### [Selected text]

******************************

# jignpig



## bstahl875 (Apr 28, 2008)

OK I have heard a little about a jignpig or jig for bass fishing. What do they look like? Where can I purchase them? What color / type should I buy?

I have been fishing all my life but only bass fishing for 2 years now. Since the first time I went bass fishing I was addicted! Any help will be greatly appreciated.


----------



## OSU_Fisherman (Mar 1, 2007)

Bass Pro Shops Jigs

the 'Pig' part of a Jig'n'Pig can either refer to Uncle Josh's Pork or any of a wide array of plastic trailers. I like the action on the new Rage Tail products from Strike King for trailers.


----------



## Erok (Apr 18, 2008)

I like Jigs with the yum chunk, or the Reactions Innovations smallie beaver. I'm new to the whole jig thing, but from what I have seen I like it! I fish natural colors and match the trailers to the Jig or slightly off color. I have never fished with actual pork, but with the fish I have caught I don't know if I ever will. Good luck the fish will come the more you learn how to fish the bait. Oh and yes it will be worth sticking with the JIG....


----------



## BassMaster09 (Feb 25, 2008)

i have never used a jig n pig what are some ways to fish it?


----------



## JignPig Guide (Aug 3, 2007)

BassMaster09 said:


> i have never used a jig n pig what are some ways to fish it?


*My fishing advice on this subject will be general and may not work in all situations, but here it is...*
When I pitch a JignPig, I am always looking for cover of some sort. It could be: hydrilla, rocks, trees, boat docks, or pretty much anything else that could be defined as cover. Pitch it near or sometimes right into the thickest stuff you can get it into. Then, lift it up a few inches, drop it back to the bottom, reel a time or two, and repeat. Basically you want to imitate a crawfish. You want it near the bottom hoping and crawling like a crawdad. Sometimes you may want to drag it in. Or if your line crosses over a log, lift it up and down several times before you run it over the log.

I hope this helps.


----------



## BassCrazy (Oct 11, 2007)

Spring fishing in cold water - Use a lighter (1/8 - 1/4 oz.) jig and a #11 Uncle Josh pork frog. If the water has alot of big fish, go to a #1 pork frog

Summer fishing in warm water - Use a heavier jig with a faster fall to go for the reaction bite (1/2 to 3/4 oz.). When flipping into heavy grass mats, use HEAVY jigs to punch through the cover.

******************************

### [Data extract]
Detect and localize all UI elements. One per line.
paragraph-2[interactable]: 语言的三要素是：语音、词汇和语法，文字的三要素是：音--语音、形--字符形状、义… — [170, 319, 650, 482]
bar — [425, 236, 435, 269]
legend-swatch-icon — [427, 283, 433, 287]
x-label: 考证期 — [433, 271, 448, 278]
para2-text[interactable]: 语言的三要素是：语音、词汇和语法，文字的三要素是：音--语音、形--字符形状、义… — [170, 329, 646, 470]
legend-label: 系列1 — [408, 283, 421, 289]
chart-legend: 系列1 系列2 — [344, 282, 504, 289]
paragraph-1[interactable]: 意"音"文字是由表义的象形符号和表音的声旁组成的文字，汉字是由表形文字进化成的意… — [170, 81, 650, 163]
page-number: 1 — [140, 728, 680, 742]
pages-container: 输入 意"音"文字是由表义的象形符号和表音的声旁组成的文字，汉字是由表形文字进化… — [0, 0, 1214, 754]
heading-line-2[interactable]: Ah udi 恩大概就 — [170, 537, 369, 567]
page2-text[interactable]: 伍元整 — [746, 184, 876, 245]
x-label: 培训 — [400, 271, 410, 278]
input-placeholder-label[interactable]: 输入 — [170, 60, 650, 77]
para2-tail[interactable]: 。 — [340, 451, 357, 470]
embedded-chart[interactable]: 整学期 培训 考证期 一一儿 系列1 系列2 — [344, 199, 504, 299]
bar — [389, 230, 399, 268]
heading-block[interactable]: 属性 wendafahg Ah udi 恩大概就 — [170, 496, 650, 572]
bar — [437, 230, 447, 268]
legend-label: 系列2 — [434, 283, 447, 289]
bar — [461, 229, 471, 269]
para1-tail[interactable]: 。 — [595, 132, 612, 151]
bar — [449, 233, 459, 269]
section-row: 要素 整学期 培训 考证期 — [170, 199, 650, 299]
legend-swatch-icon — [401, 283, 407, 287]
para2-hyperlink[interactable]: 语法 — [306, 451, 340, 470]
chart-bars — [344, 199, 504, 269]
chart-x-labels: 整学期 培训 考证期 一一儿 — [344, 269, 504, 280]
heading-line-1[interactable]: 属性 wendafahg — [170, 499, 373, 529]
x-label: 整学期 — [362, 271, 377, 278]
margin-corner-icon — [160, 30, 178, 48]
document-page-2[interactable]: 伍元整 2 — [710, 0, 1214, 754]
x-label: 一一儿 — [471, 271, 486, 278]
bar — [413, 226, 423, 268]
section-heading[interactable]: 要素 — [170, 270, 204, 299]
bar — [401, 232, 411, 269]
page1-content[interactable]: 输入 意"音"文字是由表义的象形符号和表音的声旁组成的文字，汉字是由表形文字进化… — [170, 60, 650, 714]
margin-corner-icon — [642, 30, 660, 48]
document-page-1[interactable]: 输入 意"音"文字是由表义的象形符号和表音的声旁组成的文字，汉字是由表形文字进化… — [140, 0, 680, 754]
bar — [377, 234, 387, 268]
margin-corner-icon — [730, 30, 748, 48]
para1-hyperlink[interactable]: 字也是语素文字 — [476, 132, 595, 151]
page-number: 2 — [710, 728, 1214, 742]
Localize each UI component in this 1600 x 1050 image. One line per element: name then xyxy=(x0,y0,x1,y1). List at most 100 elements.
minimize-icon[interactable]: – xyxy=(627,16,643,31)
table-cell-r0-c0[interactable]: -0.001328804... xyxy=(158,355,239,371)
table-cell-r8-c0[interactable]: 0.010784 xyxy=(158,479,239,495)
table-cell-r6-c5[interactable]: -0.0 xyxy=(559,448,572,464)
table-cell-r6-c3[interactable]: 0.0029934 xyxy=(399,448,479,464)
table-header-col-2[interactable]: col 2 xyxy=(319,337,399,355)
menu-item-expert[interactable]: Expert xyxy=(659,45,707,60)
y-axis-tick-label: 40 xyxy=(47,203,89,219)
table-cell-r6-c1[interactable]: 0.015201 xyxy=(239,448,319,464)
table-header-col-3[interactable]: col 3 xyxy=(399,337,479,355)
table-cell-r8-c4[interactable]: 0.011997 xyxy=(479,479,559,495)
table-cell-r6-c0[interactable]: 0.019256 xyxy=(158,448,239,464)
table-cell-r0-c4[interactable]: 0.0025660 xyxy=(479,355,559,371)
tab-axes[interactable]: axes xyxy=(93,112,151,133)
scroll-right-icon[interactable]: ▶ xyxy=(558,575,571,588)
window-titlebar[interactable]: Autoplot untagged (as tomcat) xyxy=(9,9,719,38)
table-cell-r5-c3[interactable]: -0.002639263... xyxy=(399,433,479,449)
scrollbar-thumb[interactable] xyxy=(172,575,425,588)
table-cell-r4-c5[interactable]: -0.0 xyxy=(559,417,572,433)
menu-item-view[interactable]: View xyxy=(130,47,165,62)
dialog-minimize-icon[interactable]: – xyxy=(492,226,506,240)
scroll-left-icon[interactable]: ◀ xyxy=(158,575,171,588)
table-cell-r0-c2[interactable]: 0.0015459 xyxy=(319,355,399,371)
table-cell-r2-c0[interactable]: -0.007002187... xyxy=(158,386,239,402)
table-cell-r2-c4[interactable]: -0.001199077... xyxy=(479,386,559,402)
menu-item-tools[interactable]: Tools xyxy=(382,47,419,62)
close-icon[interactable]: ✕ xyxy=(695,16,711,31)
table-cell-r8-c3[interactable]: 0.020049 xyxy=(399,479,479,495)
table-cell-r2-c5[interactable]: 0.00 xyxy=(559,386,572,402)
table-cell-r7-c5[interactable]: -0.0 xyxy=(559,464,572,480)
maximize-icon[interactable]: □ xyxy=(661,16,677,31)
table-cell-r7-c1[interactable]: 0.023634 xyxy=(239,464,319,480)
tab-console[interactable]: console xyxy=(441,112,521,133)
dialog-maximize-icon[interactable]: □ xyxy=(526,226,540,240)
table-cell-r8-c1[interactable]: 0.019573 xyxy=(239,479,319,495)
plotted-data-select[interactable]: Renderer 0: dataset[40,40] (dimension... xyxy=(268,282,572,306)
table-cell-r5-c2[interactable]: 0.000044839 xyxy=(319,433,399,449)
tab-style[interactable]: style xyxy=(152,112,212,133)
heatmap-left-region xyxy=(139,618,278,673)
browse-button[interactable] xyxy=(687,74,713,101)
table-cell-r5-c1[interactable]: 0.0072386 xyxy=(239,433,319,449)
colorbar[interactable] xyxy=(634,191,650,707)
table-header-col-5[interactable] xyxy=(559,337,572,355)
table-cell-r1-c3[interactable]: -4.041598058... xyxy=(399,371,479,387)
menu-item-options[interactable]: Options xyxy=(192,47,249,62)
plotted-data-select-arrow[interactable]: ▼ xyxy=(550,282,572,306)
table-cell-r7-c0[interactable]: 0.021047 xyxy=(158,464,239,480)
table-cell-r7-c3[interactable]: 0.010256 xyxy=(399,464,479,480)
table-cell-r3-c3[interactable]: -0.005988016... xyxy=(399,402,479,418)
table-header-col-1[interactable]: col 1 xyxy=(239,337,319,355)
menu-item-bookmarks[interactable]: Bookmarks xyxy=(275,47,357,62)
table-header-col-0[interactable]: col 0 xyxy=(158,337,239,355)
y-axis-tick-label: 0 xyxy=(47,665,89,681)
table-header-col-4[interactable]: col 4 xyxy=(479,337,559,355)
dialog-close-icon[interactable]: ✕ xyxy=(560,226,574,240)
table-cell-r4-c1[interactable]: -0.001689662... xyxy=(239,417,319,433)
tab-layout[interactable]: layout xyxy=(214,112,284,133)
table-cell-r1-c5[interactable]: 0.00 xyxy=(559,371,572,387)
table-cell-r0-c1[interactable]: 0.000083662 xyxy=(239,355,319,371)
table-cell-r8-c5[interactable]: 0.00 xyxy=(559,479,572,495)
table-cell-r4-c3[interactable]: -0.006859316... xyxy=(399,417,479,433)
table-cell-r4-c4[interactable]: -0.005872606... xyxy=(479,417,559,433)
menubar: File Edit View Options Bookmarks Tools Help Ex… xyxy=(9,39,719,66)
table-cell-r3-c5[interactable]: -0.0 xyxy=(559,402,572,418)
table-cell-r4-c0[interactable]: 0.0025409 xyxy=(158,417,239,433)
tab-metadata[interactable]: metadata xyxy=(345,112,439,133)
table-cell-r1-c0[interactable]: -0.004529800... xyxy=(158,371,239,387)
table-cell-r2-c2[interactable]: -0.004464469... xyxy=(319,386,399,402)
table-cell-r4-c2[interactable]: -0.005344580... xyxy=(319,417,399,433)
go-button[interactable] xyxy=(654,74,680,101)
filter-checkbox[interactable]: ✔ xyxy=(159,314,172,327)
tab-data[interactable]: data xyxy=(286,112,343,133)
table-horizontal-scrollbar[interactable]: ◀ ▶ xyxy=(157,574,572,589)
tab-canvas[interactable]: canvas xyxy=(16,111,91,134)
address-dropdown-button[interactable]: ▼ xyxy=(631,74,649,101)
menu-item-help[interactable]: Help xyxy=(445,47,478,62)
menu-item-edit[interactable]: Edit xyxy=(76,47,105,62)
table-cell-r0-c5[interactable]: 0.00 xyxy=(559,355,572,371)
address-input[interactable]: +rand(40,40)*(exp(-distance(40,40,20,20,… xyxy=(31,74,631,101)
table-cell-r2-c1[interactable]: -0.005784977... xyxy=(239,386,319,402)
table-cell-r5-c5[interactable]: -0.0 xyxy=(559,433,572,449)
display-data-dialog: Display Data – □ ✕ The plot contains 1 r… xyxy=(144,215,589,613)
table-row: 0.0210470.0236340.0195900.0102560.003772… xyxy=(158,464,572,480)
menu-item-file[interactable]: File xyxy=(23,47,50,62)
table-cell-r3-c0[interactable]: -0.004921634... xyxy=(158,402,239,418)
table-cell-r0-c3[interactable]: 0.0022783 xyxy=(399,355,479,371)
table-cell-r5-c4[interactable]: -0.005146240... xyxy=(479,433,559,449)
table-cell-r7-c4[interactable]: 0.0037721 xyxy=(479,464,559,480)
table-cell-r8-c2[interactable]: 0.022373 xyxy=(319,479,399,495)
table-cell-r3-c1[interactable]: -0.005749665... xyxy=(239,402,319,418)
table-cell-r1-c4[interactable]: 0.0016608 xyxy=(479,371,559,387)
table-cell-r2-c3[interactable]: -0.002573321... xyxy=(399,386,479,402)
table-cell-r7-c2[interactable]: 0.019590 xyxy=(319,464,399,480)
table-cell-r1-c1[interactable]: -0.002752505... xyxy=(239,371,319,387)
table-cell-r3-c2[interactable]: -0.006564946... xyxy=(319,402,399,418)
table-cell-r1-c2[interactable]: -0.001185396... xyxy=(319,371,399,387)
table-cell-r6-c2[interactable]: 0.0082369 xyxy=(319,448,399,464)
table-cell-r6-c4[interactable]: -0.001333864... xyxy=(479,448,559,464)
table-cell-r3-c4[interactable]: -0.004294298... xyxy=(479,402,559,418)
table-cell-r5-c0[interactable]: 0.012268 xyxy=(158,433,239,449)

******************************

### [Stated task A]
According to the jignpig thread, why should a heavier jig be used for summer fishing in warm water? Answer in one to three sentences.
### [Stated task B]
Extend the jignpig thread, picking up after its final sentence.
The rows have no connection to the jignpig thread.

### [Task response A]
In warm summer water, a heavier jig of 1/2 to 3/4 oz. falls faster, which lets the angler go for the reaction bite. When flipping into heavy grass mats, heavy jigs are needed to punch through the cover.

### [Task response B]
A good rule of thumb as far as color (jig color/pork color): 
Clear water - black/black or black/brown
Stained water - black & blue/black
Muddy water - black & chartreuse/black

There are a million jig/trailer color combinations out there, but these will cover the vast majority of situations and you won't break the bank when you're just starting to feel your way into jig fishing.

I like to fish areas with a fairly fast bank, some fish sized rocks and wood close to a spawning bay. A good generic spot on most lakes is where the causeway rubble starts the transition into shallower water toward the ends. Fish main lake bridges in late winter and early spring and bridges up the creek arms as the water warms. Points with cover near spawning bays are good too. 

Casting in cold water - Cast out and let the bait fall to the bottom and watch your line. Half the strikes come on the initial fall. If you feel a tap or your line starts to swim sideways, SET THE HOOK! If not, pull your rod from 10 to 12 o'clock and watch your line fall back to the bottom. Do not reel up your slack until the bait is on the bottom, because the bass will strike on the fall and if he feels you, forget it. You'll miss him.

For flippin' and pitchin', see JignPigGuide's post.

Lastly, swimming jigs around docks and weedlines is good for fish around spawning time. 

Warning! Jig 'n Pig fishing is addictive! Prepare for you average sized bass to increase by a pound. 

Good Fishin'

Joe


----------



## flippin fool (Apr 3, 2006)

i couldnt of said it any better basscrazy


----------



## legendaryyaj (Nov 1, 2005)

Ive been trying jig-n-pig with no success yet.


----------



## Bassnpro1 (Apr 6, 2004)

I just caught this one on jig yesterday. Stick with it and you will end up catching more and bigger fish.


----------



## Big Joshy (Apr 26, 2004)

man thats a nice one. Did you get a scale on her? That pic might land you angler of the month for May!


----------



## Bassnpro1 (Apr 6, 2004)

5 lbs 3 oz on my rapala scale. I do want an OGF sticker!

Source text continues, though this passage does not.